— BEGIN —

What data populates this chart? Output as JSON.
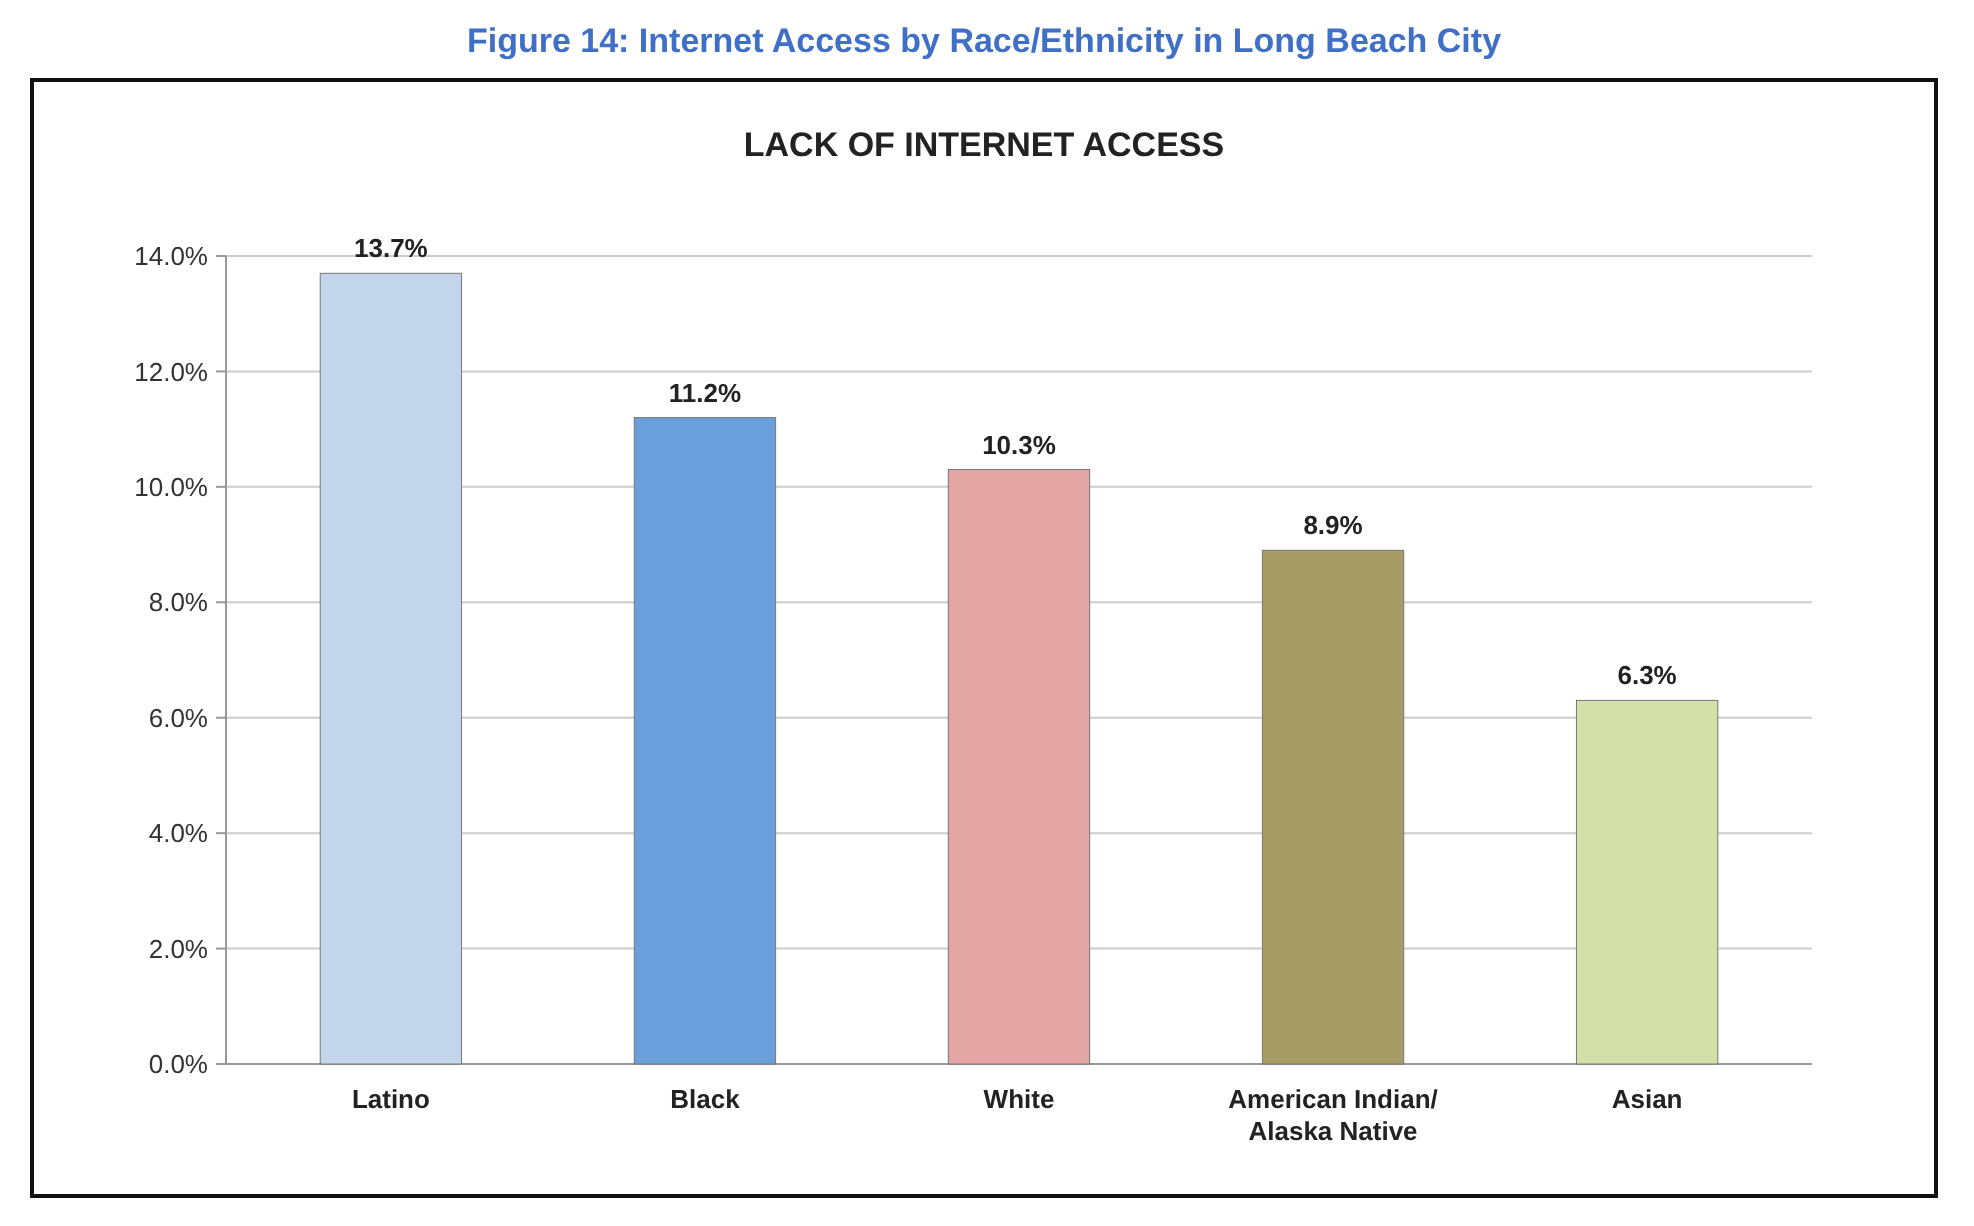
{
  "chart_data": {
    "type": "bar",
    "title": "Figure 14: Internet Access by Race/Ethnicity in Long Beach City",
    "subtitle": "LACK OF INTERNET ACCESS",
    "categories": [
      "Latino",
      "Black",
      "White",
      "American Indian/\nAlaska Native",
      "Asian"
    ],
    "values": [
      13.7,
      11.2,
      10.3,
      8.9,
      6.3
    ],
    "colors": [
      "#c3d5ea",
      "#6a9fdc",
      "#e3a6a4",
      "#a69b63",
      "#d3e0a8"
    ],
    "value_labels": [
      "13.7%",
      "11.2%",
      "10.3%",
      "8.9%",
      "6.3%"
    ],
    "ylim": [
      0,
      14
    ],
    "yticks": [
      {
        "value": 0,
        "label": "0.0%"
      },
      {
        "value": 2,
        "label": "2.0%"
      },
      {
        "value": 4,
        "label": "4.0%"
      },
      {
        "value": 6,
        "label": "6.0%"
      },
      {
        "value": 8,
        "label": "8.0%"
      },
      {
        "value": 10,
        "label": "10.0%"
      },
      {
        "value": 12,
        "label": "12.0%"
      },
      {
        "value": 14,
        "label": "14.0%"
      }
    ],
    "grid": true
  }
}
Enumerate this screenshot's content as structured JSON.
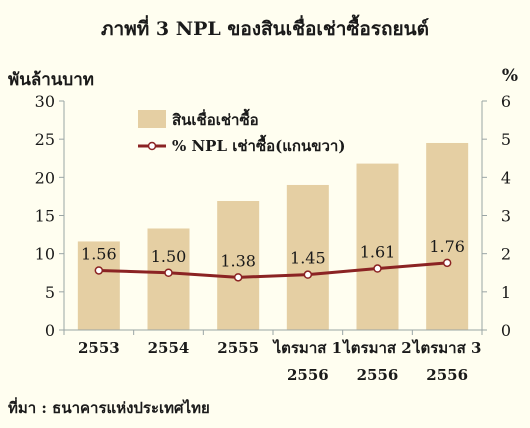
{
  "title": "ภาพที่ 3  NPL ของสินเชื่อเช่าซื้อรถยนต์",
  "source": "ที่มา : ธนาคารแห่งประเทศไทย",
  "colors": {
    "background": "#fffef0",
    "bar": "#e5cfa3",
    "line": "#8b2323",
    "marker_fill": "#ffffff",
    "axis": "#9aa5a5",
    "text": "#1a1a1a"
  },
  "chart_data": {
    "type": "bar",
    "categories": [
      [
        "2553"
      ],
      [
        "2554"
      ],
      [
        "2555"
      ],
      [
        "ไตรมาส 1",
        "2556"
      ],
      [
        "ไตรมาส 2",
        "2556"
      ],
      [
        "ไตรมาส 3",
        "2556"
      ]
    ],
    "series": [
      {
        "name": "สินเชื่อเช่าซื้อ",
        "type": "bar",
        "axis": "left",
        "values": [
          11.6,
          13.3,
          16.9,
          19.0,
          21.8,
          24.5
        ]
      },
      {
        "name": "% NPL เช่าซื้อ(แกนขวา)",
        "type": "line",
        "axis": "right",
        "values": [
          1.56,
          1.5,
          1.38,
          1.45,
          1.61,
          1.76
        ],
        "labels": [
          "1.56",
          "1.50",
          "1.38",
          "1.45",
          "1.61",
          "1.76"
        ]
      }
    ],
    "ylabel_left": "พันล้านบาท",
    "ylabel_right": "%",
    "ylim_left": [
      0,
      30
    ],
    "yticks_left": [
      0,
      5,
      10,
      15,
      20,
      25,
      30
    ],
    "ylim_right": [
      0,
      6
    ],
    "yticks_right": [
      0,
      1,
      2,
      3,
      4,
      5,
      6
    ],
    "grid": false,
    "legend_position": "top-left"
  }
}
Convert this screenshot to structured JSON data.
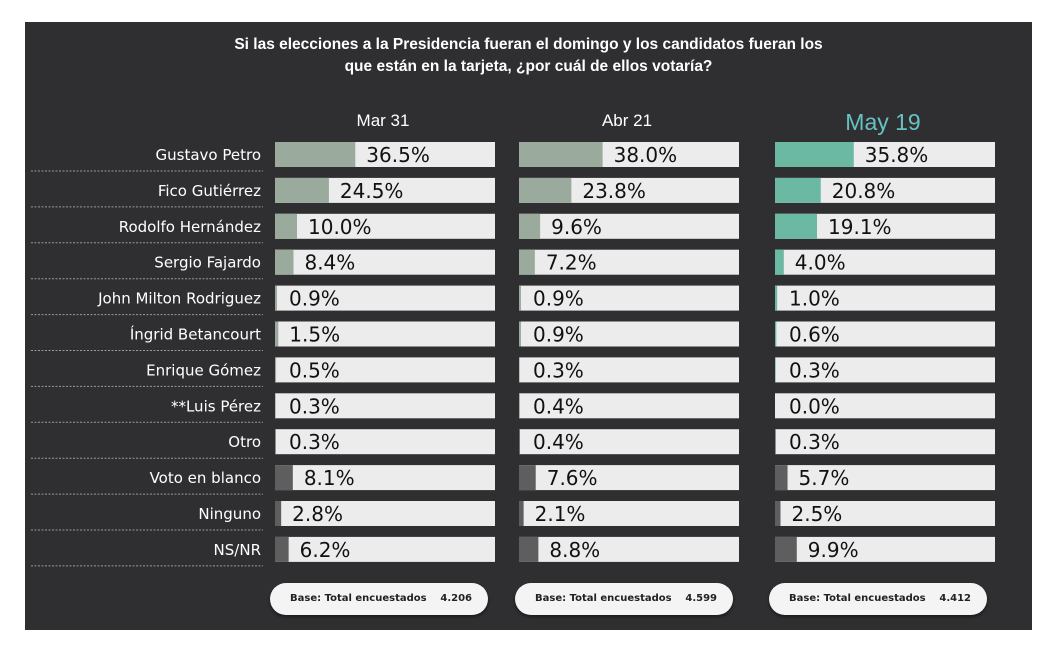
{
  "question": {
    "line1": "Si las elecciones a la Presidencia fueran el domingo y los candidatos  fueran los",
    "line2": "que están en la tarjeta, ¿por cuál de ellos votaría?"
  },
  "colors": {
    "panel": "#2f2f31",
    "bar_bg": "#ececec",
    "candidate_fill": "#9aab9d",
    "candidate_fill_latest": "#6bb8a3",
    "other_fill": "#5e5e5e",
    "latest_header": "#66c2c2"
  },
  "chart_data": {
    "type": "bar",
    "orientation": "horizontal",
    "categories": [
      "Gustavo Petro",
      "Fico Gutiérrez",
      "Rodolfo Hernández",
      "Sergio Fajardo",
      "John Milton Rodriguez",
      "Íngrid Betancourt",
      "Enrique Gómez",
      "**Luis Pérez",
      "Otro",
      "Voto en blanco",
      "Ninguno",
      "NS/NR"
    ],
    "series": [
      {
        "name": "Mar 31",
        "values": [
          36.5,
          24.5,
          10.0,
          8.4,
          0.9,
          1.5,
          0.5,
          0.3,
          0.3,
          8.1,
          2.8,
          6.2
        ],
        "labels": [
          "36.5%",
          "24.5%",
          "10.0%",
          "8.4%",
          "0.9%",
          "1.5%",
          "0.5%",
          "0.3%",
          "0.3%",
          "8.1%",
          "2.8%",
          "6.2%"
        ]
      },
      {
        "name": "Abr 21",
        "values": [
          38.0,
          23.8,
          9.6,
          7.2,
          0.9,
          0.9,
          0.3,
          0.4,
          0.4,
          7.6,
          2.1,
          8.8
        ],
        "labels": [
          "38.0%",
          "23.8%",
          "9.6%",
          "7.2%",
          "0.9%",
          "0.9%",
          "0.3%",
          "0.4%",
          "0.4%",
          "7.6%",
          "2.1%",
          "8.8%"
        ]
      },
      {
        "name": "May 19",
        "values": [
          35.8,
          20.8,
          19.1,
          4.0,
          1.0,
          0.6,
          0.3,
          0.0,
          0.3,
          5.7,
          2.5,
          9.9
        ],
        "labels": [
          "35.8%",
          "20.8%",
          "19.1%",
          "4.0%",
          "1.0%",
          "0.6%",
          "0.3%",
          "0.0%",
          "0.3%",
          "5.7%",
          "2.5%",
          "9.9%"
        ]
      }
    ],
    "xlim": [
      0,
      100
    ],
    "grid": false,
    "legend": "none"
  },
  "base": {
    "label": "Base: Total encuestados",
    "values": [
      "4.206",
      "4.599",
      "4.412"
    ]
  }
}
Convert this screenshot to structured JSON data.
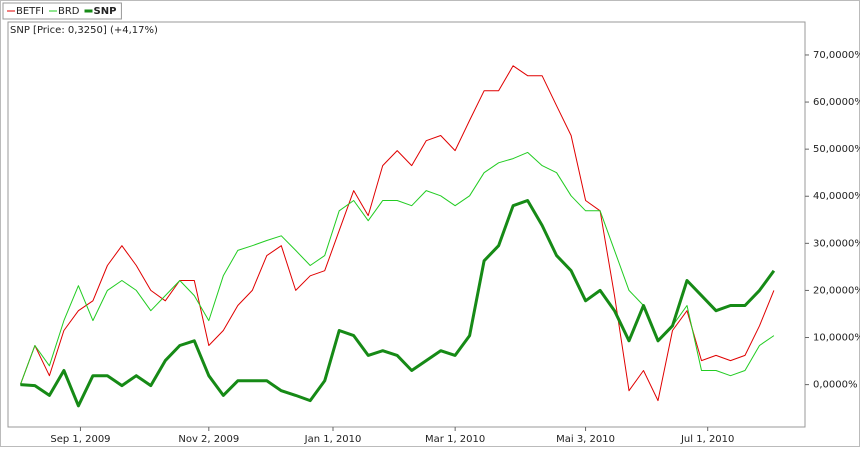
{
  "chart_data": {
    "type": "line",
    "subtitle": "SNP [Price: 0,3250] (+4,17%)",
    "x": [
      "2009-08-03",
      "2009-08-10",
      "2009-08-17",
      "2009-08-24",
      "2009-08-31",
      "2009-09-07",
      "2009-09-14",
      "2009-09-21",
      "2009-09-28",
      "2009-10-05",
      "2009-10-12",
      "2009-10-19",
      "2009-10-26",
      "2009-11-02",
      "2009-11-09",
      "2009-11-16",
      "2009-11-23",
      "2009-11-30",
      "2009-12-07",
      "2009-12-14",
      "2009-12-21",
      "2009-12-28",
      "2010-01-04",
      "2010-01-11",
      "2010-01-18",
      "2010-01-25",
      "2010-02-01",
      "2010-02-08",
      "2010-02-15",
      "2010-02-22",
      "2010-03-01",
      "2010-03-08",
      "2010-03-15",
      "2010-03-22",
      "2010-03-29",
      "2010-04-05",
      "2010-04-12",
      "2010-04-19",
      "2010-04-26",
      "2010-05-03",
      "2010-05-10",
      "2010-05-17",
      "2010-05-24",
      "2010-05-31",
      "2010-06-07",
      "2010-06-14",
      "2010-06-21",
      "2010-06-28",
      "2010-07-05",
      "2010-07-12",
      "2010-07-19",
      "2010-07-26",
      "2010-08-02"
    ],
    "series": [
      {
        "name": "BETFI",
        "color": "#e00000",
        "line_width": 1,
        "values": [
          0,
          8.3,
          1.9,
          11.5,
          15.7,
          17.8,
          25.3,
          29.5,
          25.3,
          20.0,
          17.8,
          22.1,
          22.1,
          8.3,
          11.5,
          16.8,
          20.0,
          27.4,
          29.5,
          20.0,
          23.1,
          24.2,
          32.7,
          41.2,
          35.9,
          46.5,
          49.7,
          46.5,
          51.8,
          52.9,
          49.7,
          56.1,
          62.4,
          62.4,
          67.7,
          65.6,
          65.6,
          59.2,
          52.9,
          39.1,
          36.9,
          18.9,
          -1.3,
          3.0,
          -3.4,
          11.5,
          15.7,
          5.1,
          6.2,
          5.1,
          6.2,
          12.5,
          20.0
        ]
      },
      {
        "name": "BRD",
        "color": "#22cc22",
        "line_width": 1,
        "values": [
          0,
          8.3,
          4.0,
          13.6,
          21.0,
          13.6,
          20.0,
          22.1,
          20.0,
          15.7,
          18.9,
          22.1,
          18.9,
          13.6,
          23.1,
          28.5,
          29.5,
          30.6,
          31.6,
          28.5,
          25.3,
          27.4,
          36.9,
          39.1,
          34.8,
          39.1,
          39.1,
          38.0,
          41.2,
          40.1,
          38.0,
          40.1,
          45.0,
          47.1,
          48.0,
          49.3,
          46.5,
          45.0,
          40.1,
          36.9,
          36.9,
          28.5,
          20.0,
          16.8,
          9.3,
          12.5,
          16.8,
          3.0,
          3.0,
          1.9,
          3.0,
          8.3,
          10.4
        ]
      },
      {
        "name": "SNP",
        "color": "#168a16",
        "line_width": 3,
        "values": [
          0,
          -0.2,
          -2.3,
          3.0,
          -4.5,
          1.9,
          1.9,
          -0.2,
          1.9,
          -0.2,
          5.1,
          8.3,
          9.3,
          1.9,
          -2.3,
          0.8,
          0.8,
          0.8,
          -1.3,
          -2.3,
          -3.4,
          0.8,
          11.5,
          10.4,
          6.2,
          7.2,
          6.2,
          3.0,
          5.1,
          7.2,
          6.2,
          10.4,
          26.3,
          29.5,
          38.0,
          39.1,
          33.8,
          27.4,
          24.2,
          17.8,
          20.0,
          15.7,
          9.3,
          16.8,
          9.3,
          12.5,
          22.1,
          18.9,
          15.7,
          16.8,
          16.8,
          20.0,
          24.2
        ]
      }
    ],
    "xlim": [
      "2009-07-28",
      "2010-08-17"
    ],
    "xticks": [
      {
        "value": "2009-09-01",
        "label": "Sep 1, 2009"
      },
      {
        "value": "2009-11-02",
        "label": "Nov 2, 2009"
      },
      {
        "value": "2010-01-01",
        "label": "Jan 1, 2010"
      },
      {
        "value": "2010-03-01",
        "label": "Mar 1, 2010"
      },
      {
        "value": "2010-05-03",
        "label": "Mai 3, 2010"
      },
      {
        "value": "2010-07-01",
        "label": "Jul 1, 2010"
      }
    ],
    "ylim": [
      -9,
      77
    ],
    "yticks": [
      {
        "value": 0,
        "label": "0,0000%"
      },
      {
        "value": 10,
        "label": "10,0000%"
      },
      {
        "value": 20,
        "label": "20,0000%"
      },
      {
        "value": 30,
        "label": "30,0000%"
      },
      {
        "value": 40,
        "label": "40,0000%"
      },
      {
        "value": 50,
        "label": "50,0000%"
      },
      {
        "value": 60,
        "label": "60,0000%"
      },
      {
        "value": 70,
        "label": "70,0000%"
      }
    ],
    "y_axis_side": "right",
    "legend": "top-left",
    "grid": false
  }
}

— END —

§ **Stated exercise**:
Find and copy each line above that includes the string "subtitle".

§ **Exercise solution**:
    "subtitle": "LACK OF INTERNET ACCESS",
    "subtitle": "SNP [Price: 0,3250] (+4,17%)",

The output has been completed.